Please rewrite the passage about the rough green snake from "This particular snake" up to and including "up for relocation.", swapping "Mona Lisa smile" for "knowing smile".

Given passage:
·····
There it was, draped amongst blades of tall, green grass, almost perfectly camouflaged by the matching spring colors. It was a lovely, petite Opheodrys aestivus — more commonly referred to as a small Green Grass snake or a Rough Green snake. So what would make it rough? It seemed smooth enough, but there is a distinction that a fastidious herpetologist would make; a subtle keel on the snake’s individual scales that helps differentiate it from the smaller, less common smooth grass snake.
This particular snake struck a perfect pose of simplicity, all tail and mouth, fine, distinctive scales and a Mona Lisa smile. It was almost too perfectly camouflaged for it was about to get whacked into several perfect pieces with a weed-whacker. Fortunately, it was spotted just in time and perhaps because it was still sluggish from hibernation or because this species of snake is a fairly mild-mannered type, this individual readily allowed itself to be picked up for relocation.
These beautiful jungle-green snakes love to climb around low-level vegetation and hunt. They may be pacifists around humans but they are absolute killers to any creature they can swallow — whole and alive. This includes insects, spiders, snails, centipedes, doodle bugs, even small frogs. Though they are a smallish snake, common across the southeastern U.S., specimens almost four feet long have been found. This indicates what might happen if they aren’t first consumed by a bird, a larger snake or a weed whacker.
·····
Saved data entries:

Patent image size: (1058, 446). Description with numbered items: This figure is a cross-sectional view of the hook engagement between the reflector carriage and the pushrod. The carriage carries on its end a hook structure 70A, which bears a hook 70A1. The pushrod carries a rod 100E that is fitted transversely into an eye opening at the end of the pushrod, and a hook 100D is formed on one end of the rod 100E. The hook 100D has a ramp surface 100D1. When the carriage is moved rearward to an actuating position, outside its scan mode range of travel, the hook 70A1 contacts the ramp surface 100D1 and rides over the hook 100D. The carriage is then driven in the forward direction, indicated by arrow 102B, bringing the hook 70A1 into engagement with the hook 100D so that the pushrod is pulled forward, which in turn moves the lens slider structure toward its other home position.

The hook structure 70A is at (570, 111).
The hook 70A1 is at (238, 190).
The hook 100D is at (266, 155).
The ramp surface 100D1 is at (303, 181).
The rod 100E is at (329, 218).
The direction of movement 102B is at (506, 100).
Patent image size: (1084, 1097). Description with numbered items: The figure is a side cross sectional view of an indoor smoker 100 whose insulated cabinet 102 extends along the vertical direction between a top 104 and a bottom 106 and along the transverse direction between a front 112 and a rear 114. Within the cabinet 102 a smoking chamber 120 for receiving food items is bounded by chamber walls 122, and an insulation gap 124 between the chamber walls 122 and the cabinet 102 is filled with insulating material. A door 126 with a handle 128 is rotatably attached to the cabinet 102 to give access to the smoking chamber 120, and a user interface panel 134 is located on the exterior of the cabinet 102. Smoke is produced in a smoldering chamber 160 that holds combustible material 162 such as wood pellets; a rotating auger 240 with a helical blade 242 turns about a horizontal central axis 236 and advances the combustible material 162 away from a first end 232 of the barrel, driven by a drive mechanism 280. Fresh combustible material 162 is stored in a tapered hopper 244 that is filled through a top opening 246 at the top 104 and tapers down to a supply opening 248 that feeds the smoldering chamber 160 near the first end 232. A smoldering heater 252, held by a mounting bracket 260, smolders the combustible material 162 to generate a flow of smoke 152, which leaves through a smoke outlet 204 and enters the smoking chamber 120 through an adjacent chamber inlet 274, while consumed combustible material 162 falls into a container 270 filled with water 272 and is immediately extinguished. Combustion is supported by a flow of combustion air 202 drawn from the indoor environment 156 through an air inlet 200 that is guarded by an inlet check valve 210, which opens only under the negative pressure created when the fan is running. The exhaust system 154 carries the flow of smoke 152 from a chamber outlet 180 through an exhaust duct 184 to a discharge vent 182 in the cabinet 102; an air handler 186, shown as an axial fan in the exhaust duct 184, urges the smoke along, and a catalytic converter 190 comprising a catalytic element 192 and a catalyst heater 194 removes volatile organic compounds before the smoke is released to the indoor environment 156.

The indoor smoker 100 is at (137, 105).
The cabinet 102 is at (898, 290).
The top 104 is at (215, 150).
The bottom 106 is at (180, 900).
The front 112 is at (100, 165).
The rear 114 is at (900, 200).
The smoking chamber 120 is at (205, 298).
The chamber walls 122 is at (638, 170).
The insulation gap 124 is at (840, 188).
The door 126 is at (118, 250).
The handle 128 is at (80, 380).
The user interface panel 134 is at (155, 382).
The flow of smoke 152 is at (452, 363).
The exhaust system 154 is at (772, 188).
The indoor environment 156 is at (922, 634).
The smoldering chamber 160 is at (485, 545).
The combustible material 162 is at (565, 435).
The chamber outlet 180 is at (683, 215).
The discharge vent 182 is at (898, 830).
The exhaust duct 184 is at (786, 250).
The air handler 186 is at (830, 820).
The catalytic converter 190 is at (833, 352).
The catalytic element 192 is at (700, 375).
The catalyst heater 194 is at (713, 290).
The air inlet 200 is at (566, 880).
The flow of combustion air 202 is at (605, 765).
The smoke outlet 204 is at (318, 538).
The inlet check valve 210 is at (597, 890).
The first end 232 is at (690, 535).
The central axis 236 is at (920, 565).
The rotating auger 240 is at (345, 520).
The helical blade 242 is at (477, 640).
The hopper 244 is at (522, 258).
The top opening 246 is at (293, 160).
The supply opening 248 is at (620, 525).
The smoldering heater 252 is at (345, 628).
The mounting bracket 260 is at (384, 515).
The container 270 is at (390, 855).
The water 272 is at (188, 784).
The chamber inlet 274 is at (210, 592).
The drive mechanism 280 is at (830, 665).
·····
Response below:
This particular snake struck a perfect pose of simplicity, all tail and mouth, fine, distinctive scales and a knowing smile. It was almost too perfectly camouflaged for it was about to get whacked into several perfect pieces with a weed-whacker. Fortunately, it was spotted just in time and perhaps because it was still sluggish from hibernation or because this species of snake is a fairly mild-mannered type, this individual readily allowed itself to be picked up for relocation.